* begin *

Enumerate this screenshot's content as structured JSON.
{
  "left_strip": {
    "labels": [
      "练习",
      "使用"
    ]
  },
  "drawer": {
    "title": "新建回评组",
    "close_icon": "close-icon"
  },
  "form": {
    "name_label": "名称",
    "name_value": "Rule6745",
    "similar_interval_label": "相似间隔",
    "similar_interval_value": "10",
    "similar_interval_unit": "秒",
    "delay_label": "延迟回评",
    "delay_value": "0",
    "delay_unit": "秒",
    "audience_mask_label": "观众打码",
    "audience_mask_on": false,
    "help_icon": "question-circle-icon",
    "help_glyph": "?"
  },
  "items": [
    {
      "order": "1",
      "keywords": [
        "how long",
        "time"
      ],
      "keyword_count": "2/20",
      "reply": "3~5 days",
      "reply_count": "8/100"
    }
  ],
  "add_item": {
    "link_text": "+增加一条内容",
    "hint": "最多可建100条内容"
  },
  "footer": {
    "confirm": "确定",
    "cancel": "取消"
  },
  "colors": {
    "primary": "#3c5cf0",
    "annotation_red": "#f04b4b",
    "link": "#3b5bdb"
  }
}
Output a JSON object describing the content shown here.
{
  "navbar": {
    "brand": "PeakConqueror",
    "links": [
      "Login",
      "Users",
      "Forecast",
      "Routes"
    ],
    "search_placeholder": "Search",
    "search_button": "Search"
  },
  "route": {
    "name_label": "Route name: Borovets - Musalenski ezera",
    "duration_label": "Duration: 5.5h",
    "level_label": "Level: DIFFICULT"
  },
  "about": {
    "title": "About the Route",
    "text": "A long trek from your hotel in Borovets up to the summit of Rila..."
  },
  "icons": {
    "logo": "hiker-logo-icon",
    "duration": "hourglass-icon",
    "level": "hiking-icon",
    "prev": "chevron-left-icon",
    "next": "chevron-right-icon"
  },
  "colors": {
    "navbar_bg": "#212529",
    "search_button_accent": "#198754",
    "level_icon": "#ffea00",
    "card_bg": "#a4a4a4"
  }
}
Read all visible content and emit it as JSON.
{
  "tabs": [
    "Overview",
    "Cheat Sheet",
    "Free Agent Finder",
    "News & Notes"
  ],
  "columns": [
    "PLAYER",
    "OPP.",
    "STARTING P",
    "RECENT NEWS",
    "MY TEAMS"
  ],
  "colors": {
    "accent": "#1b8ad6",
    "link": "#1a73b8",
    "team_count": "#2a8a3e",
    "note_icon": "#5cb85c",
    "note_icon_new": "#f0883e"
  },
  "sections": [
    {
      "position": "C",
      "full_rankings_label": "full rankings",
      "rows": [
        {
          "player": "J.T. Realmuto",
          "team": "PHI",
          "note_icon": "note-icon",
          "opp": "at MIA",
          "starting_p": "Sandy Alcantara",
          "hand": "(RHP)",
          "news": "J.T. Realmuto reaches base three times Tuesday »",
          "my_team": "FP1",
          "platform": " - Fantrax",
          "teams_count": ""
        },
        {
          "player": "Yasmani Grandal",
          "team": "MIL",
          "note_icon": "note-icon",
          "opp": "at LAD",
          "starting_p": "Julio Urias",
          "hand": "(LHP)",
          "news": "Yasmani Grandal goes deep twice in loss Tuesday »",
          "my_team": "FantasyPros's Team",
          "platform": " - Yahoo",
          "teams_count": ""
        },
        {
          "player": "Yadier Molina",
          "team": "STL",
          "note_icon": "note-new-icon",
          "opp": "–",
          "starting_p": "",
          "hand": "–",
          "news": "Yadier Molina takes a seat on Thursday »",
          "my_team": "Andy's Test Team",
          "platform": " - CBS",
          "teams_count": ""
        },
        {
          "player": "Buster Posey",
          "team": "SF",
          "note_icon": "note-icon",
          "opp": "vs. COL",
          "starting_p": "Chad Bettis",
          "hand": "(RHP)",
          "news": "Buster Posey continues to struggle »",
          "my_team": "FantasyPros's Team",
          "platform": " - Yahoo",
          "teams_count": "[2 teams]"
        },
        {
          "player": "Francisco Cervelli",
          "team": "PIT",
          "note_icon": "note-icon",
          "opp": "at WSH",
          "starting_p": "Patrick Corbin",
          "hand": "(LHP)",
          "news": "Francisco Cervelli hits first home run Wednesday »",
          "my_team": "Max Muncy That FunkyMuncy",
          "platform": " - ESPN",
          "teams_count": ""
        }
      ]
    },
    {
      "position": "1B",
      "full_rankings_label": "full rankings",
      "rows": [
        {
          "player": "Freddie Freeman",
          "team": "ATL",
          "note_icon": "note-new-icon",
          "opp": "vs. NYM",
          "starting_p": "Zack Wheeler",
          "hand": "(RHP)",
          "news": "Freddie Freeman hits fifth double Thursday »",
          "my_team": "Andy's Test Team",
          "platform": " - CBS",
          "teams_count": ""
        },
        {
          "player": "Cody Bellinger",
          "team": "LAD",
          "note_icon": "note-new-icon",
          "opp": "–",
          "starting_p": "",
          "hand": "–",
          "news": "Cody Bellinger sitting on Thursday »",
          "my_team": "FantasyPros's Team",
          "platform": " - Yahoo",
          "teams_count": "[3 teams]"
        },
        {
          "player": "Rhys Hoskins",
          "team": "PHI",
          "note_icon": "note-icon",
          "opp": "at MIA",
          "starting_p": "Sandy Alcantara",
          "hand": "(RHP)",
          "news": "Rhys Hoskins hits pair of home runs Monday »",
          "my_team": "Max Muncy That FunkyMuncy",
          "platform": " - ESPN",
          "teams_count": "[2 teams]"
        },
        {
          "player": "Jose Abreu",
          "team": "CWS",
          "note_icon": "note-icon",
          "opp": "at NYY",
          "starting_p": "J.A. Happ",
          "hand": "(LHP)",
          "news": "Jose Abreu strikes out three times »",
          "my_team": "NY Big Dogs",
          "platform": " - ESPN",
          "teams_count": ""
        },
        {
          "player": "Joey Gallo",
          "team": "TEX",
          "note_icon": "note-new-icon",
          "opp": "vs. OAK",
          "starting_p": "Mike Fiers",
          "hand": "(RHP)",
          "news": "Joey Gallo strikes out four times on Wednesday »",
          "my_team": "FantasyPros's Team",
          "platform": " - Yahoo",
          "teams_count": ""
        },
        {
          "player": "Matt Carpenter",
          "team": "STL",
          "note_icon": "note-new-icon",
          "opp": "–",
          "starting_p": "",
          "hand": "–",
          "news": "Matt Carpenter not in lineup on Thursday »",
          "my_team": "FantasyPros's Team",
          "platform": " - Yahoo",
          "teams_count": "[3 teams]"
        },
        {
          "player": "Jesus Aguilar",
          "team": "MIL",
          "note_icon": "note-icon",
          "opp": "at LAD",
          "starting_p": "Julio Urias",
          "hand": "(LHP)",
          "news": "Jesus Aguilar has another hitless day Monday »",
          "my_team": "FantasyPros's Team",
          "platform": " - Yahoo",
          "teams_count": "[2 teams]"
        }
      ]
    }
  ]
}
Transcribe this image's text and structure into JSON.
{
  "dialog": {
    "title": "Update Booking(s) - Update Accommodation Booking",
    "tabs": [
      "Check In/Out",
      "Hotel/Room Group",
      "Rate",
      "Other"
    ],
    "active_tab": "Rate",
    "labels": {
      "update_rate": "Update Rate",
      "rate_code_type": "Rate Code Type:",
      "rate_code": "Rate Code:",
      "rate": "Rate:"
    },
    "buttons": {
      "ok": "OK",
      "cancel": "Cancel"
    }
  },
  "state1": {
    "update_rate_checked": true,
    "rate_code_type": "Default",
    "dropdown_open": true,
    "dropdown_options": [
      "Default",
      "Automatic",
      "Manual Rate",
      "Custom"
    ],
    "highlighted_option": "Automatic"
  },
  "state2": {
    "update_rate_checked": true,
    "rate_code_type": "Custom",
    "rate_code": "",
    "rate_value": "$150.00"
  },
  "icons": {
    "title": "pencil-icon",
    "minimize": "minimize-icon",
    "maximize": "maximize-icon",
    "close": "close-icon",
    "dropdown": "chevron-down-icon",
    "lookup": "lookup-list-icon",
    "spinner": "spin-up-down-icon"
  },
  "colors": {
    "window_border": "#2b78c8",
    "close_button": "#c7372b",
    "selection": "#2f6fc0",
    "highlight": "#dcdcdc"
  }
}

* end *

• WORK TO COMPLETE: Return only the count of lines in the records that hold the word "Wednesday".

• ANSWER: 2